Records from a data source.
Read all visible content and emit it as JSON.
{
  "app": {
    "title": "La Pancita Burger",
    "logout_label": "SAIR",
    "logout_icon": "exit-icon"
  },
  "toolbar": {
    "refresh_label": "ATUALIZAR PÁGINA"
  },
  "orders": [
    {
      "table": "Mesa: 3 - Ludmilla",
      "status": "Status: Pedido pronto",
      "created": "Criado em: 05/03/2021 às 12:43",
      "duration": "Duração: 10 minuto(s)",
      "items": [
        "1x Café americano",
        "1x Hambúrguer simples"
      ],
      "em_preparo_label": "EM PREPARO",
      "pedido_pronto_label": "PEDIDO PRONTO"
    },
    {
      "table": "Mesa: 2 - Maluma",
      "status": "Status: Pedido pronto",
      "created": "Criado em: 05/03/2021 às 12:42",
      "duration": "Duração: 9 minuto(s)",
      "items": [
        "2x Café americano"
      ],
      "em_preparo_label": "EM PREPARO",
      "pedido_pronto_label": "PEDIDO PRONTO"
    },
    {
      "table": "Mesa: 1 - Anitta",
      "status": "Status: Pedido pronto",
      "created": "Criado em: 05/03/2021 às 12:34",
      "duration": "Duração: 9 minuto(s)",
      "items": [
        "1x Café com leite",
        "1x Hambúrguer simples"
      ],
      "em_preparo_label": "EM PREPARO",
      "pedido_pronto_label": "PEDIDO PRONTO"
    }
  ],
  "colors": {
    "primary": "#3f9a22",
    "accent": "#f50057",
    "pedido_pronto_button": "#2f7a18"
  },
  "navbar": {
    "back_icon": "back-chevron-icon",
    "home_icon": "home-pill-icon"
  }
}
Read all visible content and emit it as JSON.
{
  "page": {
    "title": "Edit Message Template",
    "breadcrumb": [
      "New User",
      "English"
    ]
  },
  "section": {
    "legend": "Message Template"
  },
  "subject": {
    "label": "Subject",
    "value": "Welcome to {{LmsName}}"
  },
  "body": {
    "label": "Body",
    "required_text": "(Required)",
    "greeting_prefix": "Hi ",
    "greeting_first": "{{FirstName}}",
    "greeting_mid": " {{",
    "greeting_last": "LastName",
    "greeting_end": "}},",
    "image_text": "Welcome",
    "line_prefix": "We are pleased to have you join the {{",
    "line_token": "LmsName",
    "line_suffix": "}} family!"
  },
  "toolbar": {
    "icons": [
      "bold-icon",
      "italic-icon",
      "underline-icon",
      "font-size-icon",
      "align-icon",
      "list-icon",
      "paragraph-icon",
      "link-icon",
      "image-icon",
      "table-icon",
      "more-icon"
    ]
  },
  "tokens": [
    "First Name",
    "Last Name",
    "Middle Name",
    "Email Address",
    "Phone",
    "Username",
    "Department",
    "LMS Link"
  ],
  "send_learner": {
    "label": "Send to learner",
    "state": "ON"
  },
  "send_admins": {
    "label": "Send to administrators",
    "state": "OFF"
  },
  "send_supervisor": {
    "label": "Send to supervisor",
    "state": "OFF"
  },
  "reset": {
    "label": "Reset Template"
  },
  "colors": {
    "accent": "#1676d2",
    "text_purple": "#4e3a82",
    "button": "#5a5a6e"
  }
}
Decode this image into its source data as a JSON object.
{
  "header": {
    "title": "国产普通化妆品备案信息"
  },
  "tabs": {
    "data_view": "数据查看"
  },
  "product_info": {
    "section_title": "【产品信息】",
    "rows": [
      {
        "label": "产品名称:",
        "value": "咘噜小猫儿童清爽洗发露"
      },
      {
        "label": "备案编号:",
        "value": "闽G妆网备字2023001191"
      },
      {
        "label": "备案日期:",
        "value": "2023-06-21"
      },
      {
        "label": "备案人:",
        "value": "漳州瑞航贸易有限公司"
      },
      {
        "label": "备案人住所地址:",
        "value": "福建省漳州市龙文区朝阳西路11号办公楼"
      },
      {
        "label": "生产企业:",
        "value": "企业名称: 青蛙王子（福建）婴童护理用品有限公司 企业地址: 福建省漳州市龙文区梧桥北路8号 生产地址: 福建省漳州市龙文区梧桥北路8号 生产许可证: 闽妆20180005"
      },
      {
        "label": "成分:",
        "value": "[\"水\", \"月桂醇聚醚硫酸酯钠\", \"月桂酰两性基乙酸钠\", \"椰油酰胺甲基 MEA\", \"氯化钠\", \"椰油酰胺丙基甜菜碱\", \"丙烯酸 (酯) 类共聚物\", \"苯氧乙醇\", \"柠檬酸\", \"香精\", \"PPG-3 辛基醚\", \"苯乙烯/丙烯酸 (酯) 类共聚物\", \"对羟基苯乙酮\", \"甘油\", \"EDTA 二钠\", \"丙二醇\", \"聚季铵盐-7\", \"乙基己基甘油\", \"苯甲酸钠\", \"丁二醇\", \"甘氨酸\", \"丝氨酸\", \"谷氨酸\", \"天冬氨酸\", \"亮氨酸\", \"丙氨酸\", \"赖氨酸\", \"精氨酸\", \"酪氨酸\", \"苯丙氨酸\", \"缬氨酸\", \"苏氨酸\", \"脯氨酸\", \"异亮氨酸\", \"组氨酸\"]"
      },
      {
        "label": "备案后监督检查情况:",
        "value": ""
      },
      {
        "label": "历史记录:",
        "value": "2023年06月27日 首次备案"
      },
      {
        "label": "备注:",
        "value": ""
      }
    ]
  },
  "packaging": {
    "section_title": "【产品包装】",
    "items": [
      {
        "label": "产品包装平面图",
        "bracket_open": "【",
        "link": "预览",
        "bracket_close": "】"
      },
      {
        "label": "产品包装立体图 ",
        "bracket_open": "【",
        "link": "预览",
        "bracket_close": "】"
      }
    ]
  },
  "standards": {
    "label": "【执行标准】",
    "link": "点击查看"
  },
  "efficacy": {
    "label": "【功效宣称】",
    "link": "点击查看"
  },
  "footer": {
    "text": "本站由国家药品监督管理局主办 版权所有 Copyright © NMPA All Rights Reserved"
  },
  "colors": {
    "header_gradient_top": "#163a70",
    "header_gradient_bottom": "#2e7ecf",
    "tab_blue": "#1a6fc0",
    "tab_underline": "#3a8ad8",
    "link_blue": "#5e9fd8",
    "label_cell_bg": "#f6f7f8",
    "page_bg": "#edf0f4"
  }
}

Written problem. Every record should be given again exactly.

Worked answer.
Read all visible content and emit it as JSON.
{
  "app": {
    "title": "La Pancita Burger",
    "logout_label": "SAIR",
    "logout_icon": "exit-icon"
  },
  "toolbar": {
    "refresh_label": "ATUALIZAR PÁGINA"
  },
  "orders": [
    {
      "table": "Mesa: 3 - Ludmilla",
      "status": "Status: Pedido pronto",
      "created": "Criado em: 05/03/2021 às 12:43",
      "duration": "Duração: 10 minuto(s)",
      "items": [
        "1x Café americano",
        "1x Hambúrguer simples"
      ],
      "em_preparo_label": "EM PREPARO",
      "pedido_pronto_label": "PEDIDO PRONTO"
    },
    {
      "table": "Mesa: 2 - Maluma",
      "status": "Status: Pedido pronto",
      "created": "Criado em: 05/03/2021 às 12:42",
      "duration": "Duração: 9 minuto(s)",
      "items": [
        "2x Café americano"
      ],
      "em_preparo_label": "EM PREPARO",
      "pedido_pronto_label": "PEDIDO PRONTO"
    },
    {
      "table": "Mesa: 1 - Anitta",
      "status": "Status: Pedido pronto",
      "created": "Criado em: 05/03/2021 às 12:34",
      "duration": "Duração: 9 minuto(s)",
      "items": [
        "1x Café com leite",
        "1x Hambúrguer simples"
      ],
      "em_preparo_label": "EM PREPARO",
      "pedido_pronto_label": "PEDIDO PRONTO"
    }
  ],
  "colors": {
    "primary": "#3f9a22",
    "accent": "#f50057",
    "pedido_pronto_button": "#2f7a18"
  },
  "navbar": {
    "back_icon": "back-chevron-icon",
    "home_icon": "home-pill-icon"
  }
}
Read all visible content and emit it as JSON.
{
  "page": {
    "title": "Edit Message Template",
    "breadcrumb": [
      "New User",
      "English"
    ]
  },
  "section": {
    "legend": "Message Template"
  },
  "subject": {
    "label": "Subject",
    "value": "Welcome to {{LmsName}}"
  },
  "body": {
    "label": "Body",
    "required_text": "(Required)",
    "greeting_prefix": "Hi ",
    "greeting_first": "{{FirstName}}",
    "greeting_mid": " {{",
    "greeting_last": "LastName",
    "greeting_end": "}},",
    "image_text": "Welcome",
    "line_prefix": "We are pleased to have you join the {{",
    "line_token": "LmsName",
    "line_suffix": "}} family!"
  },
  "toolbar": {
    "icons": [
      "bold-icon",
      "italic-icon",
      "underline-icon",
      "font-size-icon",
      "align-icon",
      "list-icon",
      "paragraph-icon",
      "link-icon",
      "image-icon",
      "table-icon",
      "more-icon"
    ]
  },
  "tokens": [
    "First Name",
    "Last Name",
    "Middle Name",
    "Email Address",
    "Phone",
    "Username",
    "Department",
    "LMS Link"
  ],
  "send_learner": {
    "label": "Send to learner",
    "state": "ON"
  },
  "send_admins": {
    "label": "Send to administrators",
    "state": "OFF"
  },
  "send_supervisor": {
    "label": "Send to supervisor",
    "state": "OFF"
  },
  "reset": {
    "label": "Reset Template"
  },
  "colors": {
    "accent": "#1676d2",
    "text_purple": "#4e3a82",
    "button": "#5a5a6e"
  }
}
Decode this image into its source data as a JSON object.
{
  "header": {
    "title": "国产普通化妆品备案信息"
  },
  "tabs": {
    "data_view": "数据查看"
  },
  "product_info": {
    "section_title": "【产品信息】",
    "rows": [
      {
        "label": "产品名称:",
        "value": "咘噜小猫儿童清爽洗发露"
      },
      {
        "label": "备案编号:",
        "value": "闽G妆网备字2023001191"
      },
      {
        "label": "备案日期:",
        "value": "2023-06-21"
      },
      {
        "label": "备案人:",
        "value": "漳州瑞航贸易有限公司"
      },
      {
        "label": "备案人住所地址:",
        "value": "福建省漳州市龙文区朝阳西路11号办公楼"
      },
      {
        "label": "生产企业:",
        "value": "企业名称: 青蛙王子（福建）婴童护理用品有限公司 企业地址: 福建省漳州市龙文区梧桥北路8号 生产地址: 福建省漳州市龙文区梧桥北路8号 生产许可证: 闽妆20180005"
      },
      {
        "label": "成分:",
        "value": "[\"水\", \"月桂醇聚醚硫酸酯钠\", \"月桂酰两性基乙酸钠\", \"椰油酰胺甲基 MEA\", \"氯化钠\", \"椰油酰胺丙基甜菜碱\", \"丙烯酸 (酯) 类共聚物\", \"苯氧乙醇\", \"柠檬酸\", \"香精\", \"PPG-3 辛基醚\", \"苯乙烯/丙烯酸 (酯) 类共聚物\", \"对羟基苯乙酮\", \"甘油\", \"EDTA 二钠\", \"丙二醇\", \"聚季铵盐-7\", \"乙基己基甘油\", \"苯甲酸钠\", \"丁二醇\", \"甘氨酸\", \"丝氨酸\", \"谷氨酸\", \"天冬氨酸\", \"亮氨酸\", \"丙氨酸\", \"赖氨酸\", \"精氨酸\", \"酪氨酸\", \"苯丙氨酸\", \"缬氨酸\", \"苏氨酸\", \"脯氨酸\", \"异亮氨酸\", \"组氨酸\"]"
      },
      {
        "label": "备案后监督检查情况:",
        "value": ""
      },
      {
        "label": "历史记录:",
        "value": "2023年06月27日 首次备案"
      },
      {
        "label": "备注:",
        "value": ""
      }
    ]
  },
  "packaging": {
    "section_title": "【产品包装】",
    "items": [
      {
        "label": "产品包装平面图",
        "bracket_open": "【",
        "link": "预览",
        "bracket_close": "】"
      },
      {
        "label": "产品包装立体图 ",
        "bracket_open": "【",
        "link": "预览",
        "bracket_close": "】"
      }
    ]
  },
  "standards": {
    "label": "【执行标准】",
    "link": "点击查看"
  },
  "efficacy": {
    "label": "【功效宣称】",
    "link": "点击查看"
  },
  "footer": {
    "text": "本站由国家药品监督管理局主办 版权所有 Copyright © NMPA All Rights Reserved"
  },
  "colors": {
    "header_gradient_top": "#163a70",
    "header_gradient_bottom": "#2e7ecf",
    "tab_blue": "#1a6fc0",
    "tab_underline": "#3a8ad8",
    "link_blue": "#5e9fd8",
    "label_cell_bg": "#f6f7f8",
    "page_bg": "#edf0f4"
  }
}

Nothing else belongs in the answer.